■ **Extract to read**:
________

Advance Care Planning

The Medical Ethics of Healthcare Decision-Making

August 30, 2017

Physician in her office talking to patient

Medical ethics, the discipline of evaluating the merits, risks and social concerns of activities in the field of medicine, often refers to four principles of healthcare ethics that should be considered when making a decision:

  • Autonomy: The right of an individual to choose among various options of treatment free of coercion
  • Beneficence: The obligation to provide therapy with intent of doing good for the individual
  • Non-maleficence: Providing therapy without intent of causing harm. Since all interventions have risks, the basis of this is to minimize the potential risks and avoidable harms
  • Justice:
    1. Social justice is the provision of therapies realizing that all resources in a society are limited and not everything is available to everyone
    2. Distributive justice occurs when interventions are provided as equitably as possible

Although informed consent and advance directives are often associated with hospice services and end-of-life care, ideally all adults should consider the implications if they were unable to speak for themselves, at any age and for any reason. What would they want? What do they need to know? Who would they want to speak for them? It should be discussed by all parties involved and put in writing.

Informed Consent—The Right to Accept or Refuse Treatment

Medical ethics’ informed consent doctrine is an implementation of the ethical principle of autonomy. It confers two separate and connected rights on patients:

  • The right to receive adequate information to make an intelligent choice about whether to accept or refuse a proposed treatment
  • The right to refuse medical treatment for any reason, including quality of life, based on the specific individual’s judgment

To be considered legally valid, refusal of treatment must be the informed decision of the patient after they have received all information material to making such a decision.

The right to refuse treatment was legally affirmed for the first time in the 1976 case of Karen Ann Quinlan, who in her early 20s suffered irreversible anoxic brain damage resulting in a persistent vegetative state (PVS). When physicians refused to honor the wishes of the family, the New Jersey Supreme Court stated that an individual had the right to refuse treatment and supported the concept of representative decision-making when the patient is medically incompetent.

The Genesis of Advance Directives

  • The 1980s case of Nancy Cruzan, a Missouri woman who fell into a PVS after an anoxic brain injury, established the standard of “clear and convincing evidence” of a patient’s wishes and served as the genesis for advance directives and the state and federal laws defining them.
  • The Missouri Supreme Court, upheld by the US Supreme Court, found that a surrogate’s treatment decisions must be based on clear and convincing evidence of what the patient would have wanted.

________

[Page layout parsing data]
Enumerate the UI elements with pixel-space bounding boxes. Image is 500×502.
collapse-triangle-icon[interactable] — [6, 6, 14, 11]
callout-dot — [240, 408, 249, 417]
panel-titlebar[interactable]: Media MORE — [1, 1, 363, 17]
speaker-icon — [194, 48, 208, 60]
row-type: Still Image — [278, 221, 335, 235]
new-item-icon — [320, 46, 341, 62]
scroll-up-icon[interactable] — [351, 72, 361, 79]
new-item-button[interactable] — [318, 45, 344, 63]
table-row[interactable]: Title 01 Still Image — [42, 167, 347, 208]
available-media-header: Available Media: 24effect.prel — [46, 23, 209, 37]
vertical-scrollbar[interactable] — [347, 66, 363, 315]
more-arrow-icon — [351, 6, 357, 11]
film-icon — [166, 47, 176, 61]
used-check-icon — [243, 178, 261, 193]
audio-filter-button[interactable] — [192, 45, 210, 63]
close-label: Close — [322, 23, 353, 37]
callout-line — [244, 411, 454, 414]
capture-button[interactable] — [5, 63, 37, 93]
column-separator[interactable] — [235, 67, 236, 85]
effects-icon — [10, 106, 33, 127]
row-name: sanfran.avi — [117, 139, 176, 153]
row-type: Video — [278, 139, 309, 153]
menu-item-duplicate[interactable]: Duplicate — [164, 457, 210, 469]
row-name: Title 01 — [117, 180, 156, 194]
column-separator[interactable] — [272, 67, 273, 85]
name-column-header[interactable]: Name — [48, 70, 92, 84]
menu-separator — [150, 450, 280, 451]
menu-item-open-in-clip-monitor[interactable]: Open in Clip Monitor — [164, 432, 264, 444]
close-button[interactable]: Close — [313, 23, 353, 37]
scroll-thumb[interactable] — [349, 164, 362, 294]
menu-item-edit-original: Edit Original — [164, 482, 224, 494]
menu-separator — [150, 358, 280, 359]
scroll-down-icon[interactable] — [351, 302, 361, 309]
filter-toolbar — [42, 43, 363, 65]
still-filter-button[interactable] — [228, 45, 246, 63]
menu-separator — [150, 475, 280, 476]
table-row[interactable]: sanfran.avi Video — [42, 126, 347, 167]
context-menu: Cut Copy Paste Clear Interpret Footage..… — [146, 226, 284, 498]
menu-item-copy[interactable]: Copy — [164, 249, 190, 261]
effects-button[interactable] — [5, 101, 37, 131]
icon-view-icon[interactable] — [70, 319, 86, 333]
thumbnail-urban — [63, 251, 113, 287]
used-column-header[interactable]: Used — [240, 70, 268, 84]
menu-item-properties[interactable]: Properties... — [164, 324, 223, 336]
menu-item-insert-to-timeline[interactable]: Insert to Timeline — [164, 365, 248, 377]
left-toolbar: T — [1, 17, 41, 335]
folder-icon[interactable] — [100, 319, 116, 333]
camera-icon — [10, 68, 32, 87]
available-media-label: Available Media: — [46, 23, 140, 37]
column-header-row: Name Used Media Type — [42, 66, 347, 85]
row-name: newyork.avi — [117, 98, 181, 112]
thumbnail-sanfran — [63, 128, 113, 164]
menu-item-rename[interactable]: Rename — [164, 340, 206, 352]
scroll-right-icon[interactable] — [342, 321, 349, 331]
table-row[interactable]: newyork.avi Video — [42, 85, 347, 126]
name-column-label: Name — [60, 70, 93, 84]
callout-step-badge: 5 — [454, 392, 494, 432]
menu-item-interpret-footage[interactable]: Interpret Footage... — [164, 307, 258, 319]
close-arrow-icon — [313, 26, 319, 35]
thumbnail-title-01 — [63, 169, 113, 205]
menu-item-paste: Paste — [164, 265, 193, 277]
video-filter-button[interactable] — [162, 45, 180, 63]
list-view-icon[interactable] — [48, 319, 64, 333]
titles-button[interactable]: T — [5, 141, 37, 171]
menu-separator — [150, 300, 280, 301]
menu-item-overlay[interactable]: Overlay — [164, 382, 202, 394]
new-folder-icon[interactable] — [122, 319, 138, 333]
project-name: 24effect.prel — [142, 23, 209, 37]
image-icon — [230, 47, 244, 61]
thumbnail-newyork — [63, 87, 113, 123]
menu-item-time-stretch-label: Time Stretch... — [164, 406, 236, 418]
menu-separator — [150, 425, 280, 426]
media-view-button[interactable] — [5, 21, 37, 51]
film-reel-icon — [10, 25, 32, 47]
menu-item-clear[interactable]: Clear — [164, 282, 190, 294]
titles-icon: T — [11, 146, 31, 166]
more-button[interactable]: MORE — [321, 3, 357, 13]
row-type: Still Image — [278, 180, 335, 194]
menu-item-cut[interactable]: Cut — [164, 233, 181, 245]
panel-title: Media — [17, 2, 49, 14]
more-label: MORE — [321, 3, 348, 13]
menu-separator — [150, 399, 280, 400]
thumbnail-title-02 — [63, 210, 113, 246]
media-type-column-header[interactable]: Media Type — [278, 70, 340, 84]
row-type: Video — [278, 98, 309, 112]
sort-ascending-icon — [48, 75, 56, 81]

________

■ **Brief**:
Rewrite the passage of the advance care planning article between "The right to refuse treatment was" and "is medically incompetent.", inclusive, substituting "permanent" for "irreversible".

■ **Answer**:
The right to refuse treatment was legally affirmed for the first time in the 1976 case of Karen Ann Quinlan, who in her early 20s suffered permanent anoxic brain damage resulting in a persistent vegetative state (PVS). When physicians refused to honor the wishes of the family, the New Jersey Supreme Court stated that an individual had the right to refuse treatment and supported the concept of representative decision-making when the patient is medically incompetent.